Saved entries:
■ ■ ■ ■ ■

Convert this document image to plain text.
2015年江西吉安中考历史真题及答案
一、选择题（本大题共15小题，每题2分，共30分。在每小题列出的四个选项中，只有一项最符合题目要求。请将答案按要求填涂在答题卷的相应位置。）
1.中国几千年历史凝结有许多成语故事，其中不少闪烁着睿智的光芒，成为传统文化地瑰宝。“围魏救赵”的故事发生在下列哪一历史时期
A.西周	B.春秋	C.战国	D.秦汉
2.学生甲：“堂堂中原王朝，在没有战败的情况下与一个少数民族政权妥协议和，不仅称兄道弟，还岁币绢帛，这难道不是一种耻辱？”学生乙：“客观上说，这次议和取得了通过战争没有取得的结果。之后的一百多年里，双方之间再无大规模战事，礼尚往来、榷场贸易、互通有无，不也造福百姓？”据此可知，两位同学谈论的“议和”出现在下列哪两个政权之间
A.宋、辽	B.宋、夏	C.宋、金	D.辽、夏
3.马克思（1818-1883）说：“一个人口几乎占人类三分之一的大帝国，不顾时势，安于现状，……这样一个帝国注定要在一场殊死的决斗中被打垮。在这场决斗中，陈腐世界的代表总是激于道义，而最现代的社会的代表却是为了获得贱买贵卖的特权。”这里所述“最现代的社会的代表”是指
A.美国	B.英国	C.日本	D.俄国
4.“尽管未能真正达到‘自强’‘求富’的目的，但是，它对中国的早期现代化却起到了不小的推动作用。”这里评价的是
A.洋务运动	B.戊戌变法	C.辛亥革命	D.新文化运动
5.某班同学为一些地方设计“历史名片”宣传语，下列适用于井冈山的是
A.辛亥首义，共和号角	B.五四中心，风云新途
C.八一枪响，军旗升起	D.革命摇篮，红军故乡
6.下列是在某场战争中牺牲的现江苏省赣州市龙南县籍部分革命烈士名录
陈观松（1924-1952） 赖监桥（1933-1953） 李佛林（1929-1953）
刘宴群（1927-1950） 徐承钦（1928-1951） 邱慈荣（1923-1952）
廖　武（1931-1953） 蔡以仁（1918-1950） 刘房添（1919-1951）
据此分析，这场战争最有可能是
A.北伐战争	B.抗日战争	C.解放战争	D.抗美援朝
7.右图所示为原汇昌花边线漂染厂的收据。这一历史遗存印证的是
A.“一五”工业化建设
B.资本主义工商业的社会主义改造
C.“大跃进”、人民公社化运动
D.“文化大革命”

■ ■ ■ ■ ■

The records above are to be copied in full, exactly as written.

Convert this document image to plain text.
2015年江西吉安中考历史真题及答案
一、选择题（本大题共15小题，每题2分，共30分。在每小题列出的四个选项中，只有一项最符合题目要求。请将答案按要求填涂在答题卷的相应位置。）
1.中国几千年历史凝结有许多成语故事，其中不少闪烁着睿智的光芒，成为传统文化地瑰宝。“围魏救赵”的故事发生在下列哪一历史时期
A.西周	B.春秋	C.战国	D.秦汉
2.学生甲：“堂堂中原王朝，在没有战败的情况下与一个少数民族政权妥协议和，不仅称兄道弟，还岁币绢帛，这难道不是一种耻辱？”学生乙：“客观上说，这次议和取得了通过战争没有取得的结果。之后的一百多年里，双方之间再无大规模战事，礼尚往来、榷场贸易、互通有无，不也造福百姓？”据此可知，两位同学谈论的“议和”出现在下列哪两个政权之间
A.宋、辽	B.宋、夏	C.宋、金	D.辽、夏
3.马克思（1818-1883）说：“一个人口几乎占人类三分之一的大帝国，不顾时势，安于现状，……这样一个帝国注定要在一场殊死的决斗中被打垮。在这场决斗中，陈腐世界的代表总是激于道义，而最现代的社会的代表却是为了获得贱买贵卖的特权。”这里所述“最现代的社会的代表”是指
A.美国	B.英国	C.日本	D.俄国
4.“尽管未能真正达到‘自强’‘求富’的目的，但是，它对中国的早期现代化却起到了不小的推动作用。”这里评价的是
A.洋务运动	B.戊戌变法	C.辛亥革命	D.新文化运动
5.某班同学为一些地方设计“历史名片”宣传语，下列适用于井冈山的是
A.辛亥首义，共和号角	B.五四中心，风云新途
C.八一枪响，军旗升起	D.革命摇篮，红军故乡
6.下列是在某场战争中牺牲的现江苏省赣州市龙南县籍部分革命烈士名录
陈观松（1924-1952） 赖监桥（1933-1953） 李佛林（1929-1953）
刘宴群（1927-1950） 徐承钦（1928-1951） 邱慈荣（1923-1952）
廖　武（1931-1953） 蔡以仁（1918-1950） 刘房添（1919-1951）
据此分析，这场战争最有可能是
A.北伐战争	B.抗日战争	C.解放战争	D.抗美援朝
7.右图所示为原汇昌花边线漂染厂的收据。这一历史遗存印证的是
A.“一五”工业化建设
B.资本主义工商业的社会主义改造
C.“大跃进”、人民公社化运动
D.“文化大革命”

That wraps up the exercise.